WHAT TO PRODUCE:
Identify every line containing the word "talks" and reproduce each one.

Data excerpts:
★ ★ ★ ★
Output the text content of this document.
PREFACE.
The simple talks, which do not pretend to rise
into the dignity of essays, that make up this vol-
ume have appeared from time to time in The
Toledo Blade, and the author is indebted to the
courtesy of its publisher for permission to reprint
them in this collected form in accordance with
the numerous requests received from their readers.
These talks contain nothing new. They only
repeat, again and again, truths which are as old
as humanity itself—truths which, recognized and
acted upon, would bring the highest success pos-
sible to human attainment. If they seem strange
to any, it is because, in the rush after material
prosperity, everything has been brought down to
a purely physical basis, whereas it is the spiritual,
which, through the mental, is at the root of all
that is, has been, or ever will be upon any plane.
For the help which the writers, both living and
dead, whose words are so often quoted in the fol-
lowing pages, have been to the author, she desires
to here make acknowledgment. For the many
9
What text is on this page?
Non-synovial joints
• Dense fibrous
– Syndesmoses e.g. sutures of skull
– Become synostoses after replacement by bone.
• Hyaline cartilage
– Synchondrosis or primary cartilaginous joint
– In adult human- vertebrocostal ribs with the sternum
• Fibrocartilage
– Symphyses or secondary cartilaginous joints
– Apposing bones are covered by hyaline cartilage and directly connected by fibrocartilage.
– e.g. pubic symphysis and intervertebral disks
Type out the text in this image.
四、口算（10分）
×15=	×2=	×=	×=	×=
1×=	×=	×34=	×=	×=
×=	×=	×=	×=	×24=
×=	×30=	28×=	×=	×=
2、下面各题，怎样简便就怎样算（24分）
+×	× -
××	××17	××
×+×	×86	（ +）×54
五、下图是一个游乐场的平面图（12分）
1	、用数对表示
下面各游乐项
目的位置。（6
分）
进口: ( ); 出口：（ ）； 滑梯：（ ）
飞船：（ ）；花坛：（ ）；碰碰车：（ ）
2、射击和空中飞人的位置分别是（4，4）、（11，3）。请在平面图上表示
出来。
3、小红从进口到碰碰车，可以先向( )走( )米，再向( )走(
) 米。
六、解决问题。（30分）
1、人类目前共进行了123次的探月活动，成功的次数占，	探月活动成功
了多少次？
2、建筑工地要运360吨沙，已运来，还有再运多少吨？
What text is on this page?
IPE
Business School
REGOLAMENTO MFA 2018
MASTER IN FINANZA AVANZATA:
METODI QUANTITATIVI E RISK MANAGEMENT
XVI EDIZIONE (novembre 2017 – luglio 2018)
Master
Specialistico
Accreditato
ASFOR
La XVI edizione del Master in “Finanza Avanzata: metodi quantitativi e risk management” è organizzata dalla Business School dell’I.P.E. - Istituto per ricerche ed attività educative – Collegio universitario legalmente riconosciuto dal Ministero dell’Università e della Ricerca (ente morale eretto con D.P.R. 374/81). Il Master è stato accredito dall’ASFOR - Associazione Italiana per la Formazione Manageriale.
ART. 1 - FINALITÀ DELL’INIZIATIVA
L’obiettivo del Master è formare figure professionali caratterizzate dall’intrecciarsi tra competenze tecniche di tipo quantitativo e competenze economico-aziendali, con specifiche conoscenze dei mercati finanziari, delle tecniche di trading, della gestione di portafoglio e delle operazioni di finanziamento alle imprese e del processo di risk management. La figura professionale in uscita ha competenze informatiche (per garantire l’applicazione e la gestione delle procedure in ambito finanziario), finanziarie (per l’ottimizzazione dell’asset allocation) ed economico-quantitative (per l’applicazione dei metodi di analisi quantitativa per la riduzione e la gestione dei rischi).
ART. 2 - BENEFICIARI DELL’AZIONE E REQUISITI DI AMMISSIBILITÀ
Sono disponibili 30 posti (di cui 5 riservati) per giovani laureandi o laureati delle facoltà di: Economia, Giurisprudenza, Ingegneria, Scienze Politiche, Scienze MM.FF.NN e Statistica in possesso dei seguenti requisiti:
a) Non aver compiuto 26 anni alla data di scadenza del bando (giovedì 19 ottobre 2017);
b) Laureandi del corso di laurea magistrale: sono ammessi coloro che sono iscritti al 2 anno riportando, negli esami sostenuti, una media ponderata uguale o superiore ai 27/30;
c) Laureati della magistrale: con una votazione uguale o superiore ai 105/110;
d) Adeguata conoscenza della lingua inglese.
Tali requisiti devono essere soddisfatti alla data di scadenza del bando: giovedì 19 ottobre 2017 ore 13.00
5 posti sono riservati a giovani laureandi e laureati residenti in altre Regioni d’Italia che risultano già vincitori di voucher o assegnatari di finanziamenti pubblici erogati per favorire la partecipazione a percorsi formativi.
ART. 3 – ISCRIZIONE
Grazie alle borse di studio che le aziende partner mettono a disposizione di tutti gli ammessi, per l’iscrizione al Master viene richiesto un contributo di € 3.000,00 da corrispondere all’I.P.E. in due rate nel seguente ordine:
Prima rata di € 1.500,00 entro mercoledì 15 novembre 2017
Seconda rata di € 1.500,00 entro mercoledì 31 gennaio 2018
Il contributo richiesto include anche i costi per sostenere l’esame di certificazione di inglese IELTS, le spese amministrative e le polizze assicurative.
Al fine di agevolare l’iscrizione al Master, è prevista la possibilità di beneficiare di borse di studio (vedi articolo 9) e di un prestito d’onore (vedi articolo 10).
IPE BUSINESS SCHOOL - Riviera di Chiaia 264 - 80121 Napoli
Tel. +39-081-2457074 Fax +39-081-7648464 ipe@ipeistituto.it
★ ★ ★ ★
EXERCISE SOLUTION:
The simple talks, which do not pretend to rise
These talks contain nothing new. They only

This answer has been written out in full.